= GOAL =
Set down each line of the material that follows, exactly, with no pictures.

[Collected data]
^^^^^^^^^^^^^^^^

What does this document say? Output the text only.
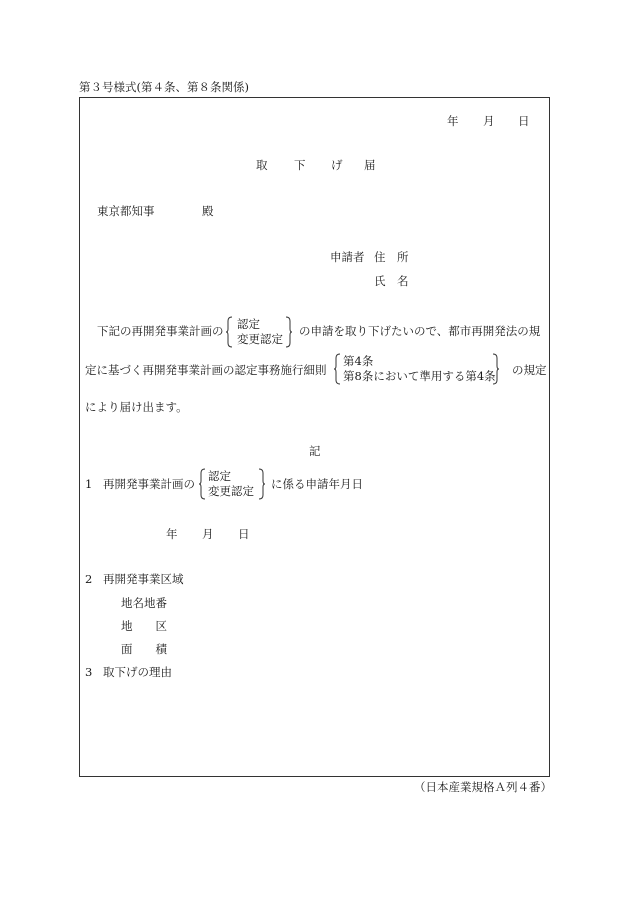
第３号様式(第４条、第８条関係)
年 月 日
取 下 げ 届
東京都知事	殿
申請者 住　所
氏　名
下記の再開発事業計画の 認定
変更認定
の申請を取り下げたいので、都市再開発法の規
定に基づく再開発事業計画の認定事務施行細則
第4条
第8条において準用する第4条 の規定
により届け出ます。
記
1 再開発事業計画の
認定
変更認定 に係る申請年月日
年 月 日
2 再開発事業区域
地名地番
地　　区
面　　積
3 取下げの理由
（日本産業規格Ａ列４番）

^^^^^^^^^^^^^^^^

= ANSWER TO THE PROBLEM =
What does this document say? Output the text only.
第３号様式(第４条、第８条関係)
年 月 日
取 下 げ 届
東京都知事	殿
申請者 住　所
氏　名
下記の再開発事業計画の 認定
変更認定
の申請を取り下げたいので、都市再開発法の規
定に基づく再開発事業計画の認定事務施行細則
第4条
第8条において準用する第4条 の規定
により届け出ます。
記
1 再開発事業計画の
認定
変更認定 に係る申請年月日
年 月 日
2 再開発事業区域
地名地番
地　　区
面　　積
3 取下げの理由
（日本産業規格Ａ列４番）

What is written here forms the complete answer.